Document text:
+ + + + +

If the Everett interpretation is correct, this is pretty much how "Qbits" do it, just faster and parallelized over a chunk of a multiverse.
Are both of these devices computers?
Not if you definition of computer requires a Turing complete machine.
It’s also been found that growing slime moulds can solve travelling salesperson type problems as an alternative to simulated annealing in digital computers. But it’s much harder to raise venture capital funds to grow slime moulds, and also much less sexy for clients to look at than all the quantum plumbing. [edit: This was meant to be irony, focused on the fund raising activities of quantum startups. But evidently irony isn’t everyone’s cup of possums juice]
Except slime molds solve the problem by simultaneously traveling through all paths and then start optimizing the most successful paths. It's not really a novel solution that classical computers can't perform. The problem is that it doesn't scale well. Which is why it's a problem in the first place.
@@TheGigaflop Slime mold probably has a better sense of humor than you though.
Yes, but have you seen slime mould gender stuff, I suspect the "more than two sexes" puts right wing investors off.
@@obsidianjane4413it (they?) might have a better sense of humour, but it's (thier?) heckling sucks.
@@obsidianjane4413 Fair enough, just figured on a video about quantum processing, a little clarification about slime mold computation might be appreciated for those that don't know.
4:15 -- Awwwwww, Albert has a spoon, too!
Good catch 😂
there is no spoon
@@ricsouza5011Albert lives in a deterministic universe. There either is or is not a spoon.😊
Elegant, clear explanation of how D-wave devices aren’t quite “computers”!

+ + + + +

Request A: Can you copy the entries from the very first one through the line that contains "326, 855, 354]", including both, with every line unchanged?
The comment thread and the entries have no connection to each other.

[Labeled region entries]
+ + + + +

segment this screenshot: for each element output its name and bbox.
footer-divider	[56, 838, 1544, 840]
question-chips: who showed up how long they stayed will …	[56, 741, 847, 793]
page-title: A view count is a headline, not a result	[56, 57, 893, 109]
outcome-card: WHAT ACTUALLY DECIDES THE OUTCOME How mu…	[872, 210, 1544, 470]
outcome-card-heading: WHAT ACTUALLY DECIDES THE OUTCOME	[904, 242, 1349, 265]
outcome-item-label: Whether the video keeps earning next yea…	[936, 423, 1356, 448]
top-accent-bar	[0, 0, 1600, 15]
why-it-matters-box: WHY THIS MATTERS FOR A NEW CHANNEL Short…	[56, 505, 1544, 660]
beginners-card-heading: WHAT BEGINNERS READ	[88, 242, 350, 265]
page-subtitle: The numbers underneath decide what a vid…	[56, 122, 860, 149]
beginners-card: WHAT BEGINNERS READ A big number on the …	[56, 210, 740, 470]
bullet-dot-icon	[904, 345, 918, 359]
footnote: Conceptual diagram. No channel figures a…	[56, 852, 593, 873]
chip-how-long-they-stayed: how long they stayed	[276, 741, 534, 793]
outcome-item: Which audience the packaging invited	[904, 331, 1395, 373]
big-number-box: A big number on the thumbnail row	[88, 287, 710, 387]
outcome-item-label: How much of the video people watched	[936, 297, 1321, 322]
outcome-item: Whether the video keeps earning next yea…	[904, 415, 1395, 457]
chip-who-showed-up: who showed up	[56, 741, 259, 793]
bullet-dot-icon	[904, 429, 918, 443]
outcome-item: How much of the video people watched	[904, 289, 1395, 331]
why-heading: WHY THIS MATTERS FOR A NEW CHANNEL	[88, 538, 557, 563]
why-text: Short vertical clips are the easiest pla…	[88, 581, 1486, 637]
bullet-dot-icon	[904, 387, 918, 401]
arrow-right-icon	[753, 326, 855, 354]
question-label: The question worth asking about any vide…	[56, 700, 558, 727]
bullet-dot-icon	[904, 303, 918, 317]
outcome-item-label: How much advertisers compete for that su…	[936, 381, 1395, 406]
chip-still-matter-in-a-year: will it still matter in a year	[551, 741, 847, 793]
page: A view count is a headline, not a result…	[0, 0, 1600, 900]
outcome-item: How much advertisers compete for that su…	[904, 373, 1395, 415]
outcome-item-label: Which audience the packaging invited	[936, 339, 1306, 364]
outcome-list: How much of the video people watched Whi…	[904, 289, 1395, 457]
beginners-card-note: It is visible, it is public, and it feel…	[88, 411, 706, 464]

+ + + + +

Request B: Would you extract the entire comment thread word for word?

Task response A:
segment this screenshot: for each element output its name and bbox.
footer-divider	[56, 838, 1544, 840]
question-chips: who showed up how long they stayed will …	[56, 741, 847, 793]
page-title: A view count is a headline, not a result	[56, 57, 893, 109]
outcome-card: WHAT ACTUALLY DECIDES THE OUTCOME How mu…	[872, 210, 1544, 470]
outcome-card-heading: WHAT ACTUALLY DECIDES THE OUTCOME	[904, 242, 1349, 265]
outcome-item-label: Whether the video keeps earning next yea…	[936, 423, 1356, 448]
top-accent-bar	[0, 0, 1600, 15]
why-it-matters-box: WHY THIS MATTERS FOR A NEW CHANNEL Short…	[56, 505, 1544, 660]
beginners-card-heading: WHAT BEGINNERS READ	[88, 242, 350, 265]
page-subtitle: The numbers underneath decide what a vid…	[56, 122, 860, 149]
beginners-card: WHAT BEGINNERS READ A big number on the …	[56, 210, 740, 470]
bullet-dot-icon	[904, 345, 918, 359]
footnote: Conceptual diagram. No channel figures a…	[56, 852, 593, 873]
chip-how-long-they-stayed: how long they stayed	[276, 741, 534, 793]
outcome-item: Which audience the packaging invited	[904, 331, 1395, 373]
big-number-box: A big number on the thumbnail row	[88, 287, 710, 387]
outcome-item-label: How much of the video people watched	[936, 297, 1321, 322]
outcome-item: Whether the video keeps earning next yea…	[904, 415, 1395, 457]
chip-who-showed-up: who showed up	[56, 741, 259, 793]
bullet-dot-icon	[904, 429, 918, 443]
outcome-item: How much of the video people watched	[904, 289, 1395, 331]
why-heading: WHY THIS MATTERS FOR A NEW CHANNEL	[88, 538, 557, 563]
why-text: Short vertical clips are the easiest pla…	[88, 581, 1486, 637]
bullet-dot-icon	[904, 387, 918, 401]
arrow-right-icon	[753, 326, 855, 354]

Task response B:
If the Everett interpretation is correct, this is pretty much how "Qbits" do it, just faster and parallelized over a chunk of a multiverse.
Are both of these devices computers?
Not if you definition of computer requires a Turing complete machine.
It’s also been found that growing slime moulds can solve travelling salesperson type problems as an alternative to simulated annealing in digital computers. But it’s much harder to raise venture capital funds to grow slime moulds, and also much less sexy for clients to look at than all the quantum plumbing. [edit: This was meant to be irony, focused on the fund raising activities of quantum startups. But evidently irony isn’t everyone’s cup of possums juice]
Except slime molds solve the problem by simultaneously traveling through all paths and then start optimizing the most successful paths. It's not really a novel solution that classical computers can't perform. The problem is that it doesn't scale well. Which is why it's a problem in the first place.
@@TheGigaflop Slime mold probably has a better sense of humor than you though.
Yes, but have you seen slime mould gender stuff, I suspect the "more than two sexes" puts right wing investors off.
@@obsidianjane4413it (they?) might have a better sense of humour, but it's (thier?) heckling sucks.
@@obsidianjane4413 Fair enough, just figured on a video about quantum processing, a little clarification about slime mold computation might be appreciated for those that don't know.
4:15 -- Awwwwww, Albert has a spoon, too!
Good catch 😂
there is no spoon
@@ricsouza5011Albert lives in a deterministic universe. There either is or is not a spoon.😊
Elegant, clear explanation of how D-wave devices aren’t quite “computers”!